# Start of Items

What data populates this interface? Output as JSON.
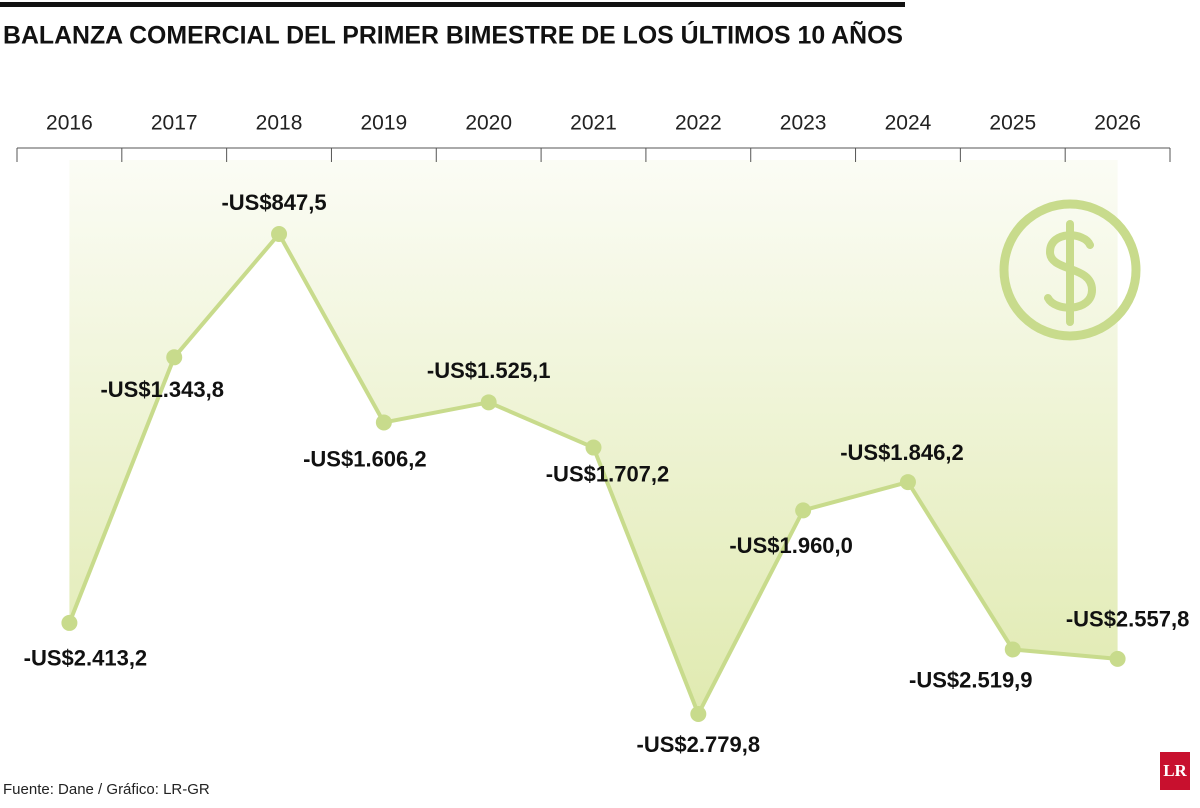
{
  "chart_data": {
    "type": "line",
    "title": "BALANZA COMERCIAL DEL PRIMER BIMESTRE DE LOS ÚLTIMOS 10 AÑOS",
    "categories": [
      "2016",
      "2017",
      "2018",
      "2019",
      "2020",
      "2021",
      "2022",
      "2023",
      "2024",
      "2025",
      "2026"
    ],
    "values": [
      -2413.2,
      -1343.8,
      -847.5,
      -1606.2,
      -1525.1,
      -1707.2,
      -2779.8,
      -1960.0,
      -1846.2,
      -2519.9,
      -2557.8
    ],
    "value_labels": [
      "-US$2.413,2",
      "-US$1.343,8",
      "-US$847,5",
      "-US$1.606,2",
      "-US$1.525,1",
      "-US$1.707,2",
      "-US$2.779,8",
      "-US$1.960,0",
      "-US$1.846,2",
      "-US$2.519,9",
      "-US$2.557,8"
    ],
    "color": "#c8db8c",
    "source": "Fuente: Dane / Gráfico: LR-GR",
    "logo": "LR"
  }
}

# End of Items

Task description:
Copy out each line word for word, please, skipping the images.

Result of the exercise:
What data populates this interface? Output as JSON.
{
  "chart_data": {
    "type": "line",
    "title": "BALANZA COMERCIAL DEL PRIMER BIMESTRE DE LOS ÚLTIMOS 10 AÑOS",
    "categories": [
      "2016",
      "2017",
      "2018",
      "2019",
      "2020",
      "2021",
      "2022",
      "2023",
      "2024",
      "2025",
      "2026"
    ],
    "values": [
      -2413.2,
      -1343.8,
      -847.5,
      -1606.2,
      -1525.1,
      -1707.2,
      -2779.8,
      -1960.0,
      -1846.2,
      -2519.9,
      -2557.8
    ],
    "value_labels": [
      "-US$2.413,2",
      "-US$1.343,8",
      "-US$847,5",
      "-US$1.606,2",
      "-US$1.525,1",
      "-US$1.707,2",
      "-US$2.779,8",
      "-US$1.960,0",
      "-US$1.846,2",
      "-US$2.519,9",
      "-US$2.557,8"
    ],
    "color": "#c8db8c",
    "source": "Fuente: Dane / Gráfico: LR-GR",
    "logo": "LR"
  }
}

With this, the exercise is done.